TO BE DONE:
Repeat everything in the material exactly.

——————

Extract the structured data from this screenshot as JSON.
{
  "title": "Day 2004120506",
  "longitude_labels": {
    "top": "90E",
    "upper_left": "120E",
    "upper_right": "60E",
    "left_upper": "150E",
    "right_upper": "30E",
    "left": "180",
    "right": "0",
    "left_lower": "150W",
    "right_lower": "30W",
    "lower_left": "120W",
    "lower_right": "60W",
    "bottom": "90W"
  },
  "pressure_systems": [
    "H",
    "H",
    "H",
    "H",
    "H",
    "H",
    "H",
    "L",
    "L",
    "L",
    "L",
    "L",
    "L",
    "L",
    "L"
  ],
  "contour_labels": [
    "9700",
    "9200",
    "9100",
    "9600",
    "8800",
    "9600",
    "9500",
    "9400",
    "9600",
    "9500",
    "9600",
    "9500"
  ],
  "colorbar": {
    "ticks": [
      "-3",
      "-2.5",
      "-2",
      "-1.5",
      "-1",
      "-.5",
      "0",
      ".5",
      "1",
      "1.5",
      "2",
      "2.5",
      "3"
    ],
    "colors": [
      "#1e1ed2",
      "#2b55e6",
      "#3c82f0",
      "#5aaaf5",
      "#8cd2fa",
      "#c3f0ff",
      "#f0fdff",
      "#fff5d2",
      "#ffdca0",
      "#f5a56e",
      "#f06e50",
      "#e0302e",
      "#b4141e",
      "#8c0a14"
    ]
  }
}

——————

FINISHED ANSWER:
Extract the structured data from this screenshot as JSON.
{
  "title": "Day 2004120506",
  "longitude_labels": {
    "top": "90E",
    "upper_left": "120E",
    "upper_right": "60E",
    "left_upper": "150E",
    "right_upper": "30E",
    "left": "180",
    "right": "0",
    "left_lower": "150W",
    "right_lower": "30W",
    "lower_left": "120W",
    "lower_right": "60W",
    "bottom": "90W"
  },
  "pressure_systems": [
    "H",
    "H",
    "H",
    "H",
    "H",
    "H",
    "H",
    "L",
    "L",
    "L",
    "L",
    "L",
    "L",
    "L",
    "L"
  ],
  "contour_labels": [
    "9700",
    "9200",
    "9100",
    "9600",
    "8800",
    "9600",
    "9500",
    "9400",
    "9600",
    "9500",
    "9600",
    "9500"
  ],
  "colorbar": {
    "ticks": [
      "-3",
      "-2.5",
      "-2",
      "-1.5",
      "-1",
      "-.5",
      "0",
      ".5",
      "1",
      "1.5",
      "2",
      "2.5",
      "3"
    ],
    "colors": [
      "#1e1ed2",
      "#2b55e6",
      "#3c82f0",
      "#5aaaf5",
      "#8cd2fa",
      "#c3f0ff",
      "#f0fdff",
      "#fff5d2",
      "#ffdca0",
      "#f5a56e",
      "#f06e50",
      "#e0302e",
      "#b4141e",
      "#8c0a14"
    ]
  }
}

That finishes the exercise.